— START Input —

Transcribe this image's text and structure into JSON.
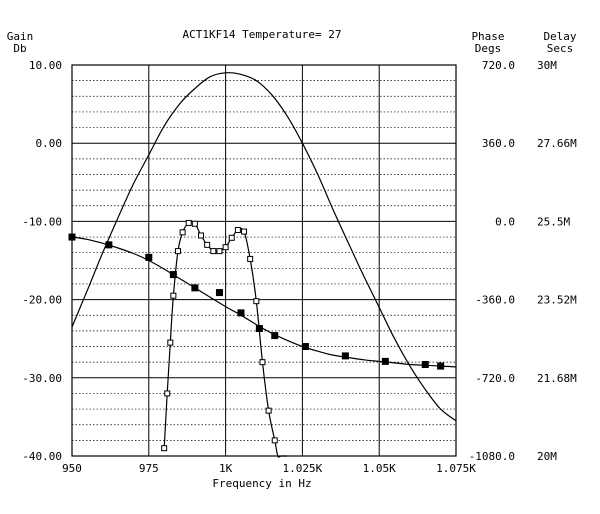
{
  "chart_data": {
    "type": "line",
    "title": "ACT1KF14 Temperature= 27",
    "xlabel": "Frequency in Hz",
    "x_ticks": [
      "950",
      "975",
      "1K",
      "1.025K",
      "1.05K",
      "1.075K"
    ],
    "x_tick_values": [
      950,
      975,
      1000,
      1025,
      1050,
      1075
    ],
    "xlim": [
      950,
      1075
    ],
    "left_axis": {
      "label_line1": "Gain",
      "label_line2": "Db",
      "ticks": [
        "10.00",
        "0.00",
        "-10.00",
        "-20.00",
        "-30.00",
        "-40.00"
      ],
      "tick_values": [
        10,
        0,
        -10,
        -20,
        -30,
        -40
      ],
      "ylim": [
        -40,
        10
      ]
    },
    "phase_axis": {
      "label_line1": "Phase",
      "label_line2": "Degs",
      "ticks": [
        "720.0",
        "360.0",
        "0.0",
        "-360.0",
        "-720.0",
        "-1080.0"
      ],
      "tick_values": [
        720,
        360,
        0,
        -360,
        -720,
        -1080
      ],
      "ylim": [
        -1080,
        720
      ]
    },
    "delay_axis": {
      "label_line1": "Delay",
      "label_line2": "Secs",
      "ticks": [
        "30M",
        "27.66M",
        "25.5M",
        "23.52M",
        "21.68M",
        "20M"
      ]
    },
    "grid": true,
    "series": [
      {
        "marker": "none",
        "x": [
          950,
          955,
          960,
          965,
          970,
          975,
          980,
          985,
          990,
          995,
          1000,
          1005,
          1010,
          1015,
          1020,
          1025,
          1030,
          1035,
          1040,
          1045,
          1050,
          1055,
          1060,
          1065,
          1070,
          1075
        ],
        "y": [
          -23.5,
          -18.8,
          -14.0,
          -9.5,
          -5.2,
          -1.5,
          2.2,
          5.0,
          7.0,
          8.5,
          9.0,
          8.8,
          8.0,
          6.2,
          3.5,
          0.0,
          -4.0,
          -8.5,
          -12.8,
          -17.0,
          -21.0,
          -25.0,
          -28.5,
          -31.5,
          -34.0,
          -35.5
        ]
      },
      {
        "marker": "open-square",
        "x": [
          980,
          981,
          982,
          983,
          984.5,
          986,
          988,
          990,
          992,
          994,
          996,
          998,
          1000,
          1002,
          1004,
          1006,
          1008,
          1010,
          1012,
          1014,
          1016,
          1017,
          1018,
          1019,
          1020
        ],
        "y": [
          -39.0,
          -32.0,
          -25.5,
          -19.5,
          -13.8,
          -11.4,
          -10.2,
          -10.3,
          -11.8,
          -13.0,
          -13.8,
          -13.8,
          -13.3,
          -12.1,
          -11.1,
          -11.3,
          -14.8,
          -20.2,
          -28.0,
          -34.2,
          -38.0,
          -40.0,
          -40.0,
          -40.0,
          -40.0
        ]
      },
      {
        "marker": "filled-square",
        "x": [
          950,
          955,
          960,
          965,
          970,
          975,
          980,
          985,
          990,
          995,
          1000,
          1005,
          1010,
          1015,
          1020,
          1025,
          1030,
          1035,
          1040,
          1045,
          1050,
          1055,
          1060,
          1065,
          1070,
          1075
        ],
        "y": [
          -12.0,
          -12.3,
          -12.8,
          -13.4,
          -14.1,
          -15.0,
          -16.1,
          -17.3,
          -18.5,
          -19.7,
          -20.9,
          -22.0,
          -23.2,
          -24.3,
          -25.2,
          -26.0,
          -26.6,
          -27.1,
          -27.4,
          -27.7,
          -27.9,
          -28.1,
          -28.3,
          -28.4,
          -28.5,
          -28.6
        ],
        "marker_x": [
          950,
          962,
          975,
          983,
          990,
          998,
          1005,
          1011,
          1016,
          1026,
          1039,
          1052,
          1065,
          1070
        ],
        "marker_y": [
          -12.0,
          -13.0,
          -14.6,
          -16.8,
          -18.5,
          -19.1,
          -21.7,
          -23.7,
          -24.6,
          -26.0,
          -27.2,
          -27.9,
          -28.3,
          -28.5
        ]
      }
    ]
  }
}
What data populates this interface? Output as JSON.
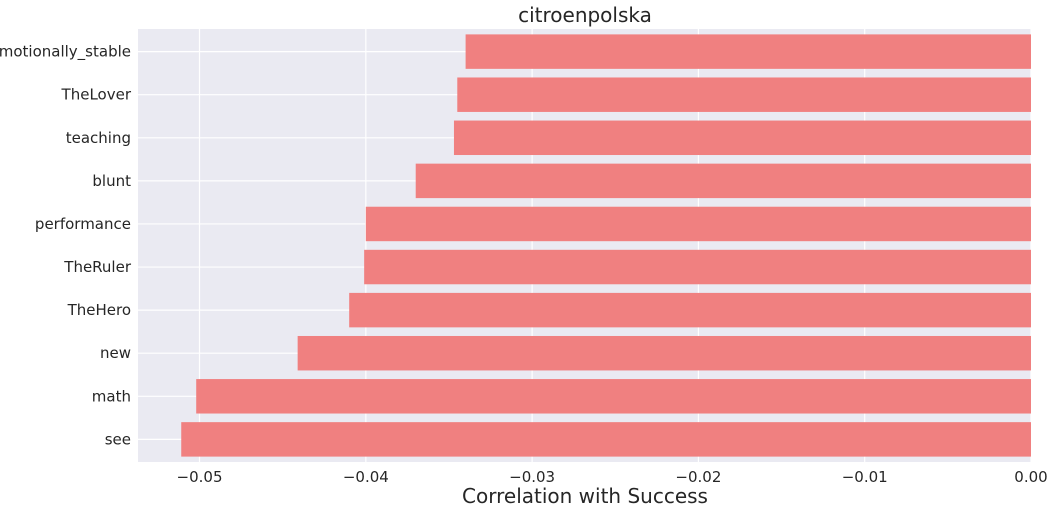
{
  "chart_data": {
    "type": "bar",
    "orientation": "horizontal",
    "title": "citroenpolska",
    "xlabel": "Correlation with Success",
    "ylabel": "",
    "categories": [
      "emotionally_stable",
      "TheLover",
      "teaching",
      "blunt",
      "performance",
      "TheRuler",
      "TheHero",
      "new",
      "math",
      "see"
    ],
    "values": [
      -0.034,
      -0.0345,
      -0.0347,
      -0.037,
      -0.04,
      -0.0401,
      -0.041,
      -0.0441,
      -0.0502,
      -0.0511
    ],
    "xlim": [
      -0.0537,
      0.0
    ],
    "xticks": [
      -0.05,
      -0.04,
      -0.03,
      -0.02,
      -0.01,
      0.0
    ],
    "xtick_labels": [
      "−0.05",
      "−0.04",
      "−0.03",
      "−0.02",
      "−0.01",
      "0.00"
    ],
    "grid": true,
    "colors": {
      "bar": "#f08080",
      "background": "#eaeaf2",
      "grid": "#ffffff"
    }
  }
}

— END Input —

Except for the pictures, print the data above exactly.

### Answer to the problem
Transcribe this image's text and structure into JSON.
{
  "chart_data": {
    "type": "line",
    "title": "ACT1KF14 Temperature= 27",
    "xlabel": "Frequency in Hz",
    "x_ticks": [
      "950",
      "975",
      "1K",
      "1.025K",
      "1.05K",
      "1.075K"
    ],
    "x_tick_values": [
      950,
      975,
      1000,
      1025,
      1050,
      1075
    ],
    "xlim": [
      950,
      1075
    ],
    "left_axis": {
      "label_line1": "Gain",
      "label_line2": "Db",
      "ticks": [
        "10.00",
        "0.00",
        "-10.00",
        "-20.00",
        "-30.00",
        "-40.00"
      ],
      "tick_values": [
        10,
        0,
        -10,
        -20,
        -30,
        -40
      ],
      "ylim": [
        -40,
        10
      ]
    },
    "phase_axis": {
      "label_line1": "Phase",
      "label_line2": "Degs",
      "ticks": [
        "720.0",
        "360.0",
        "0.0",
        "-360.0",
        "-720.0",
        "-1080.0"
      ],
      "tick_values": [
        720,
        360,
        0,
        -360,
        -720,
        -1080
      ],
      "ylim": [
        -1080,
        720
      ]
    },
    "delay_axis": {
      "label_line1": "Delay",
      "label_line2": "Secs",
      "ticks": [
        "30M",
        "27.66M",
        "25.5M",
        "23.52M",
        "21.68M",
        "20M"
      ]
    },
    "grid": true,
    "series": [
      {
        "marker": "none",
        "x": [
          950,
          955,
          960,
          965,
          970,
          975,
          980,
          985,
          990,
          995,
          1000,
          1005,
          1010,
          1015,
          1020,
          1025,
          1030,
          1035,
          1040,
          1045,
          1050,
          1055,
          1060,
          1065,
          1070,
          1075
        ],
        "y": [
          -23.5,
          -18.8,
          -14.0,
          -9.5,
          -5.2,
          -1.5,
          2.2,
          5.0,
          7.0,
          8.5,
          9.0,
          8.8,
          8.0,
          6.2,
          3.5,
          0.0,
          -4.0,
          -8.5,
          -12.8,
          -17.0,
          -21.0,
          -25.0,
          -28.5,
          -31.5,
          -34.0,
          -35.5
        ]
      },
      {
        "marker": "open-square",
        "x": [
          980,
          981,
          982,
          983,
          984.5,
          986,
          988,
          990,
          992,
          994,
          996,
          998,
          1000,
          1002,
          1004,
          1006,
          1008,
          1010,
          1012,
          1014,
          1016,
          1017,
          1018,
          1019,
          1020
        ],
        "y": [
          -39.0,
          -32.0,
          -25.5,
          -19.5,
          -13.8,
          -11.4,
          -10.2,
          -10.3,
          -11.8,
          -13.0,
          -13.8,
          -13.8,
          -13.3,
          -12.1,
          -11.1,
          -11.3,
          -14.8,
          -20.2,
          -28.0,
          -34.2,
          -38.0,
          -40.0,
          -40.0,
          -40.0,
          -40.0
        ]
      },
      {
        "marker": "filled-square",
        "x": [
          950,
          955,
          960,
          965,
          970,
          975,
          980,
          985,
          990,
          995,
          1000,
          1005,
          1010,
          1015,
          1020,
          1025,
          1030,
          1035,
          1040,
          1045,
          1050,
          1055,
          1060,
          1065,
          1070,
          1075
        ],
        "y": [
          -12.0,
          -12.3,
          -12.8,
          -13.4,
          -14.1,
          -15.0,
          -16.1,
          -17.3,
          -18.5,
          -19.7,
          -20.9,
          -22.0,
          -23.2,
          -24.3,
          -25.2,
          -26.0,
          -26.6,
          -27.1,
          -27.4,
          -27.7,
          -27.9,
          -28.1,
          -28.3,
          -28.4,
          -28.5,
          -28.6
        ],
        "marker_x": [
          950,
          962,
          975,
          983,
          990,
          998,
          1005,
          1011,
          1016,
          1026,
          1039,
          1052,
          1065,
          1070
        ],
        "marker_y": [
          -12.0,
          -13.0,
          -14.6,
          -16.8,
          -18.5,
          -19.1,
          -21.7,
          -23.7,
          -24.6,
          -26.0,
          -27.2,
          -27.9,
          -28.3,
          -28.5
        ]
      }
    ]
  }
}
What data populates this interface? Output as JSON.
{
  "chart_data": {
    "type": "bar",
    "orientation": "horizontal",
    "title": "citroenpolska",
    "xlabel": "Correlation with Success",
    "ylabel": "",
    "categories": [
      "emotionally_stable",
      "TheLover",
      "teaching",
      "blunt",
      "performance",
      "TheRuler",
      "TheHero",
      "new",
      "math",
      "see"
    ],
    "values": [
      -0.034,
      -0.0345,
      -0.0347,
      -0.037,
      -0.04,
      -0.0401,
      -0.041,
      -0.0441,
      -0.0502,
      -0.0511
    ],
    "xlim": [
      -0.0537,
      0.0
    ],
    "xticks": [
      -0.05,
      -0.04,
      -0.03,
      -0.02,
      -0.01,
      0.0
    ],
    "xtick_labels": [
      "−0.05",
      "−0.04",
      "−0.03",
      "−0.02",
      "−0.01",
      "0.00"
    ],
    "grid": true,
    "colors": {
      "bar": "#f08080",
      "background": "#eaeaf2",
      "grid": "#ffffff"
    }
  }
}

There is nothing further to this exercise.